PROBLEM: Tally the lines in the data below where the word "been" appears, and give the tally alone.

____________________

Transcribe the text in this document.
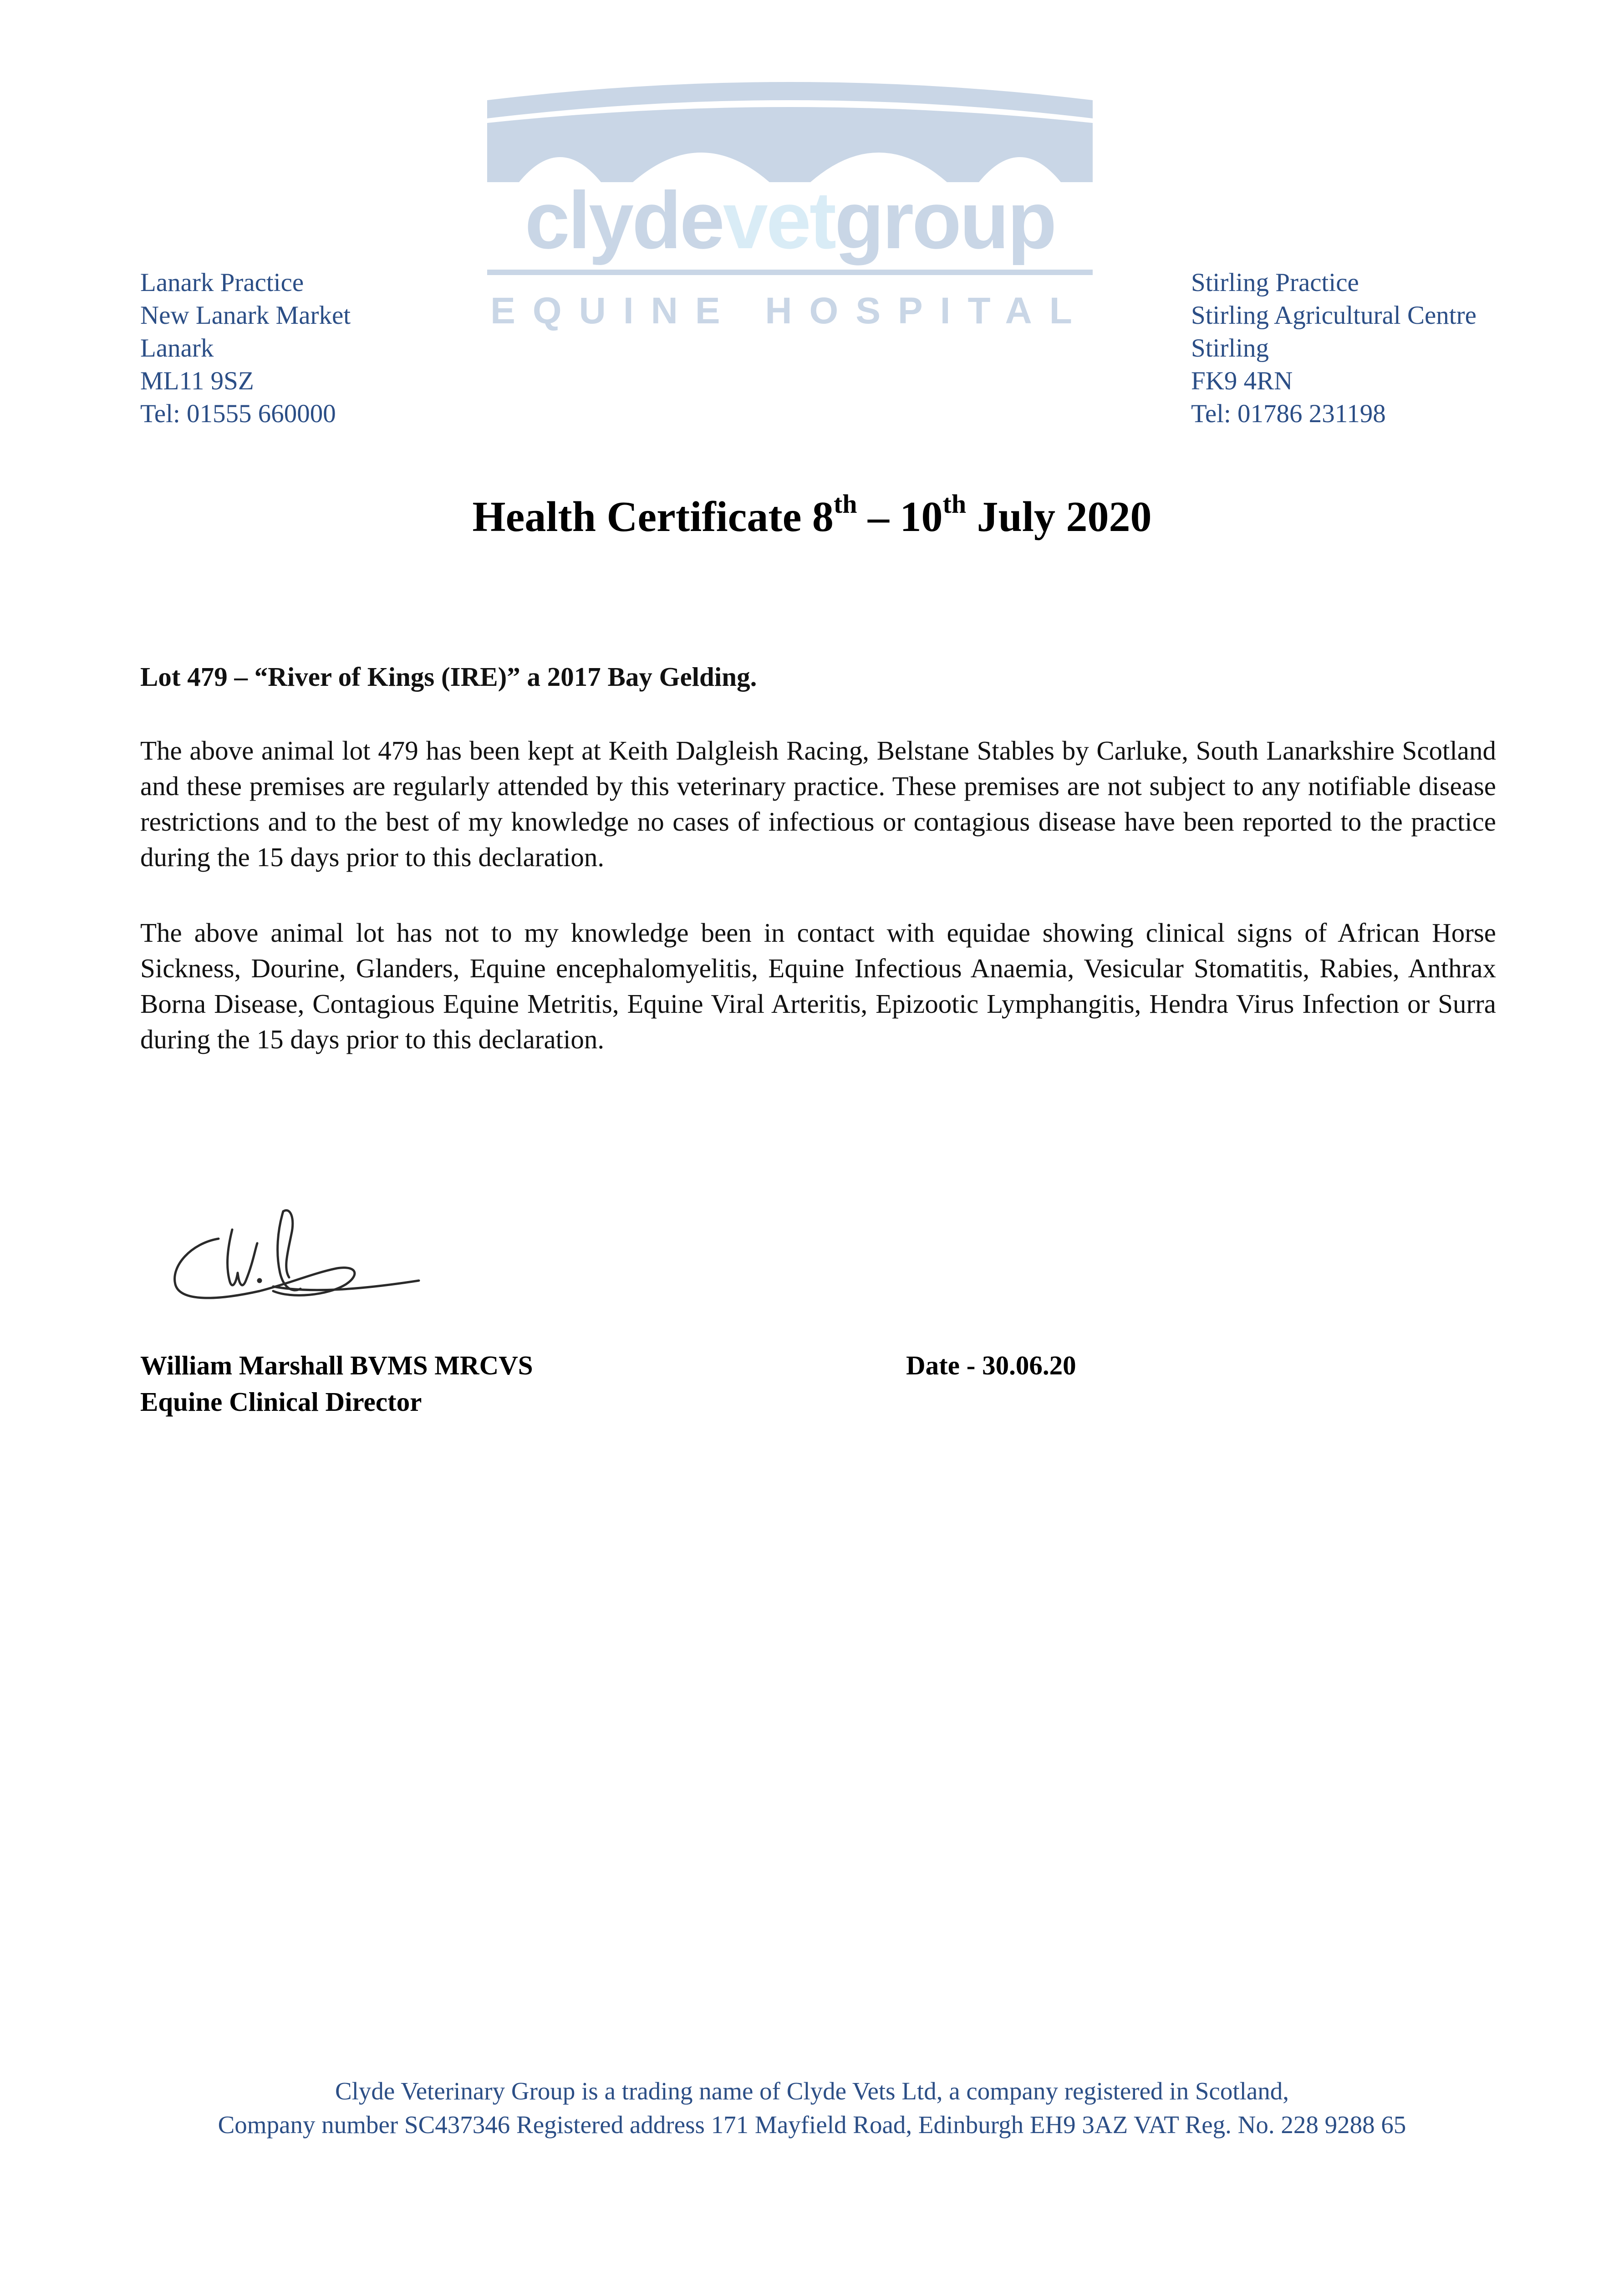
clydevetgroup
EQUINE HOSPITAL
Lanark Practice
New Lanark Market
Lanark
ML11 9SZ
Tel: 01555 660000
Stirling Practice
Stirling Agricultural Centre
Stirling
FK9 4RN
Tel: 01786 231198
Health Certificate 8th – 10th July 2020
Lot 479 – “River of Kings (IRE)” a 2017 Bay Gelding.
The above animal lot 479 has been kept at Keith Dalgleish Racing, Belstane Stables by Carluke, South Lanarkshire Scotland and these premises are regularly attended by this veterinary practice. These premises are not subject to any notifiable disease restrictions and to the best of my knowledge no cases of infectious or contagious disease have been reported to the practice during the 15 days prior to this declaration.
The above animal lot has not to my knowledge been in contact with equidae showing clinical signs of African Horse Sickness, Dourine, Glanders, Equine encephalomyelitis, Equine Infectious Anaemia, Vesicular Stomatitis, Rabies, Anthrax Borna Disease, Contagious Equine Metritis, Equine Viral Arteritis, Epizootic Lymphangitis, Hendra Virus Infection or Surra during the 15 days prior to this declaration.
William Marshall BVMS MRCVS
Equine Clinical Director
Date - 30.06.20
Clyde Veterinary Group is a trading name of Clyde Vets Ltd, a company registered in Scotland,
Company number SC437346 Registered address 171 Mayfield Road, Edinburgh EH9 3AZ VAT Reg. No. 228 9288 65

____________________

SOLUTION TO THIS EXERCISE: 2